[Problem description] Starting with the line that contains "Convert this chart", set down each line through the end of the entries below, exactly and with nothing added.

[Excerpted data]
______
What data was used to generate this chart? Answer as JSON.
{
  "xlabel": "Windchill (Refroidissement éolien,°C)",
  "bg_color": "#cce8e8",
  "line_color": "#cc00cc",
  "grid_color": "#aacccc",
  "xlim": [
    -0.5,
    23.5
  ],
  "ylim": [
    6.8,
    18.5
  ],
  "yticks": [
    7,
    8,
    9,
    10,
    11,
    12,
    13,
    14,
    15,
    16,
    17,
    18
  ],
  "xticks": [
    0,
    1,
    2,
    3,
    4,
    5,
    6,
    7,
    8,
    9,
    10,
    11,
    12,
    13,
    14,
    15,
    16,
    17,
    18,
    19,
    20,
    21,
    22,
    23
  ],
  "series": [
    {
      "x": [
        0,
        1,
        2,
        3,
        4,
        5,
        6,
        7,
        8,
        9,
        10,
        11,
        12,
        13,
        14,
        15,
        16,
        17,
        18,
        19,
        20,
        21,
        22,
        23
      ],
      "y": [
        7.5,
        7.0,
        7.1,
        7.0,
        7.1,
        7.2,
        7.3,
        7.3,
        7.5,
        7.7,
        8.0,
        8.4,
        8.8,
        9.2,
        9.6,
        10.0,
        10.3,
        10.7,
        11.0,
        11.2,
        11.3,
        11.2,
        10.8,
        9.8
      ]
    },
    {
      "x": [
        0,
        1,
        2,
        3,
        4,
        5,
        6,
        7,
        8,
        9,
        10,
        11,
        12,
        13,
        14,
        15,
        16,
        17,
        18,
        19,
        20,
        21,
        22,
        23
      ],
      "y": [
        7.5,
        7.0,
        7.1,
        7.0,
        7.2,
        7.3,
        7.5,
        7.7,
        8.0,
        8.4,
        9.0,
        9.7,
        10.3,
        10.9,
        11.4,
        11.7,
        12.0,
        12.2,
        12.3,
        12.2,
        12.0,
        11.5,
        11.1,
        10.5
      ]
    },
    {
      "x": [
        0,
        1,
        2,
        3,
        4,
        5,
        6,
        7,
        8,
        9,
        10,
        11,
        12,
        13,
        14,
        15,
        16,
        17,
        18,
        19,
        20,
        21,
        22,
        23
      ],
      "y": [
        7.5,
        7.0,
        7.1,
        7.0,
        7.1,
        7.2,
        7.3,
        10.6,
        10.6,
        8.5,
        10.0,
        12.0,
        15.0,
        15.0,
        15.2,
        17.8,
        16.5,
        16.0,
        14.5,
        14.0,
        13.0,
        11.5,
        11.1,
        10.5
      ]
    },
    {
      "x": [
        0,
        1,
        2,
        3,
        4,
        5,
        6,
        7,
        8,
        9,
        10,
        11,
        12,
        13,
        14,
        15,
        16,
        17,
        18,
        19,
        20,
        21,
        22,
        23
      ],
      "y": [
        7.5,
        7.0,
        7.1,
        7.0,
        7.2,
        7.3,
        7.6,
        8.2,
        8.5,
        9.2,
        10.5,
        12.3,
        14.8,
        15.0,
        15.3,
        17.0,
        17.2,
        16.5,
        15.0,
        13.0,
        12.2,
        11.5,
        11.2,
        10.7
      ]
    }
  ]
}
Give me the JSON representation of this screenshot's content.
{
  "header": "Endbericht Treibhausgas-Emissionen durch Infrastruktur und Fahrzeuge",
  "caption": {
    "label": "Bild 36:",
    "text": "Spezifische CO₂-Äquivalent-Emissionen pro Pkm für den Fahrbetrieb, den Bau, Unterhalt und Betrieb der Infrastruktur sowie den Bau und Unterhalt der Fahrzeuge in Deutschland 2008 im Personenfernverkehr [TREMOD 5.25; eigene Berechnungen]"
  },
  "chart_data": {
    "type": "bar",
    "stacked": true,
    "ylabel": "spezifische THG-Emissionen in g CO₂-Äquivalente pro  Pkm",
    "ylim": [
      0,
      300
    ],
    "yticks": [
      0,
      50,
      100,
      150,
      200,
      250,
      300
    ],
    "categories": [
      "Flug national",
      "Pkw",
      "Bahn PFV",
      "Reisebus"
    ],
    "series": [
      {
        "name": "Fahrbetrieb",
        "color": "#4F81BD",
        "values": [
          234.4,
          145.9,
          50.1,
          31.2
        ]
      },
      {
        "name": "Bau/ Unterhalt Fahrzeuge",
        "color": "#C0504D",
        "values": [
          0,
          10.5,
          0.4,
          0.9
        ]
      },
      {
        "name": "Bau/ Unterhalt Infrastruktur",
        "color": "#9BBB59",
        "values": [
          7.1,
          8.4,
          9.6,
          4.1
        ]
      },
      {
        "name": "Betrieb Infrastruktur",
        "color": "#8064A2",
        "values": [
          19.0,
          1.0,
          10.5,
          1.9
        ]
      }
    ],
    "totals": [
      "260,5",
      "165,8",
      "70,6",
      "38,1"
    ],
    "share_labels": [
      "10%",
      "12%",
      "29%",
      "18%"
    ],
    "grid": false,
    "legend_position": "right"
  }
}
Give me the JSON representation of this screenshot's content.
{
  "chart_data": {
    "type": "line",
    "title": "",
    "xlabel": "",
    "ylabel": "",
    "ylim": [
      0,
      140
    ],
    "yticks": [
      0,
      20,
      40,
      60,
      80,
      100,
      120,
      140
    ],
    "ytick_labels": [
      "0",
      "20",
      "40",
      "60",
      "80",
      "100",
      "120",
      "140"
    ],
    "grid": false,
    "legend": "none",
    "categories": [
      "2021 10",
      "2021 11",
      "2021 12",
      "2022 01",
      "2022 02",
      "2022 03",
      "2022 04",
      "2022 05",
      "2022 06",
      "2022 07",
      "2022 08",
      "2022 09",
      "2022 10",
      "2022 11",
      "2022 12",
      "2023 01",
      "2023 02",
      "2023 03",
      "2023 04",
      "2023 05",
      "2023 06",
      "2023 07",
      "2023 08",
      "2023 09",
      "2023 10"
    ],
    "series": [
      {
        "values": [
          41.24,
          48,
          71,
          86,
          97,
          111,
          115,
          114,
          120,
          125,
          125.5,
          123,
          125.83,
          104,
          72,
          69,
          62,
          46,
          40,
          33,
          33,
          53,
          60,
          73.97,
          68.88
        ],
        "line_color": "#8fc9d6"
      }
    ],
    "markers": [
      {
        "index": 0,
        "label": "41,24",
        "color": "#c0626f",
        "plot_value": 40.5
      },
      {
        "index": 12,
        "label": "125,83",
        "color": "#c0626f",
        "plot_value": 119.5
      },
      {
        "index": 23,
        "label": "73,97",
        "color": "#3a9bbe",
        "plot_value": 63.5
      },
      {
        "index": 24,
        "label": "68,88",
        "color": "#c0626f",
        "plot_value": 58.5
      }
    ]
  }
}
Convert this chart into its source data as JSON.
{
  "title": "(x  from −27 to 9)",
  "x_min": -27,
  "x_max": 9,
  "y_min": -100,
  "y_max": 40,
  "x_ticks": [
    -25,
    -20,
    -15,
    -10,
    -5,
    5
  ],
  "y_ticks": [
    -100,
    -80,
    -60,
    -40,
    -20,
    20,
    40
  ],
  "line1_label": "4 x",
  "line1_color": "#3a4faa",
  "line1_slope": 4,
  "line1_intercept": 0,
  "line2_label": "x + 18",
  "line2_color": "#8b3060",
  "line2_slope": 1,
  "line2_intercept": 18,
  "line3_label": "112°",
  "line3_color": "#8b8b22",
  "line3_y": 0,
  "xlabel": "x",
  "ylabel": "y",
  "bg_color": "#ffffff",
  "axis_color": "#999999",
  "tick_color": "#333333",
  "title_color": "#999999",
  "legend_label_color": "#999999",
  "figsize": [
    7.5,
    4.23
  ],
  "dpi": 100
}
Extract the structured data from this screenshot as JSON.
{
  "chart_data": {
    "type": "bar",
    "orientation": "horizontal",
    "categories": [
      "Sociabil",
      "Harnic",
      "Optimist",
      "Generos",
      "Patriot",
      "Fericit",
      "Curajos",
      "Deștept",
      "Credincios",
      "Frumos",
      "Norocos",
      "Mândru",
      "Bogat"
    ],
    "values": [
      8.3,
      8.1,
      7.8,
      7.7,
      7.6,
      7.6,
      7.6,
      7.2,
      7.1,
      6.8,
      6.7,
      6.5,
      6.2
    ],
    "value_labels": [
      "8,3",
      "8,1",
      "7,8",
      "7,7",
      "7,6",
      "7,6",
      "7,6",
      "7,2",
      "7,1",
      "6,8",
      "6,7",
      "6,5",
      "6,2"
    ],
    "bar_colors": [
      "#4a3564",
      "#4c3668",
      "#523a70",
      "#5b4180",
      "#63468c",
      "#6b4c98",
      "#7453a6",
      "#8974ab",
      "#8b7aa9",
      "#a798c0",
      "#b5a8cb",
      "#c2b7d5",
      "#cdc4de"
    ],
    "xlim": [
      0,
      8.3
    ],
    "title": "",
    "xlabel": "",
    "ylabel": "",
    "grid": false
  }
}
______
[Task solution]
Convert this chart into its source data as JSON.
{
  "title": "(x  from −27 to 9)",
  "x_min": -27,
  "x_max": 9,
  "y_min": -100,
  "y_max": 40,
  "x_ticks": [
    -25,
    -20,
    -15,
    -10,
    -5,
    5
  ],
  "y_ticks": [
    -100,
    -80,
    -60,
    -40,
    -20,
    20,
    40
  ],
  "line1_label": "4 x",
  "line1_color": "#3a4faa",
  "line1_slope": 4,
  "line1_intercept": 0,
  "line2_label": "x + 18",
  "line2_color": "#8b3060",
  "line2_slope": 1,
  "line2_intercept": 18,
  "line3_label": "112°",
  "line3_color": "#8b8b22",
  "line3_y": 0,
  "xlabel": "x",
  "ylabel": "y",
  "bg_color": "#ffffff",
  "axis_color": "#999999",
  "tick_color": "#333333",
  "title_color": "#999999",
  "legend_label_color": "#999999",
  "figsize": [
    7.5,
    4.23
  ],
  "dpi": 100
}
Extract the structured data from this screenshot as JSON.
{
  "chart_data": {
    "type": "bar",
    "orientation": "horizontal",
    "categories": [
      "Sociabil",
      "Harnic",
      "Optimist",
      "Generos",
      "Patriot",
      "Fericit",
      "Curajos",
      "Deștept",
      "Credincios",
      "Frumos",
      "Norocos",
      "Mândru",
      "Bogat"
    ],
    "values": [
      8.3,
      8.1,
      7.8,
      7.7,
      7.6,
      7.6,
      7.6,
      7.2,
      7.1,
      6.8,
      6.7,
      6.5,
      6.2
    ],
    "value_labels": [
      "8,3",
      "8,1",
      "7,8",
      "7,7",
      "7,6",
      "7,6",
      "7,6",
      "7,2",
      "7,1",
      "6,8",
      "6,7",
      "6,5",
      "6,2"
    ],
    "bar_colors": [
      "#4a3564",
      "#4c3668",
      "#523a70",
      "#5b4180",
      "#63468c",
      "#6b4c98",
      "#7453a6",
      "#8974ab",
      "#8b7aa9",
      "#a798c0",
      "#b5a8cb",
      "#c2b7d5",
      "#cdc4de"
    ],
    "xlim": [
      0,
      8.3
    ],
    "title": "",
    "xlabel": "",
    "ylabel": "",
    "grid": false
  }
}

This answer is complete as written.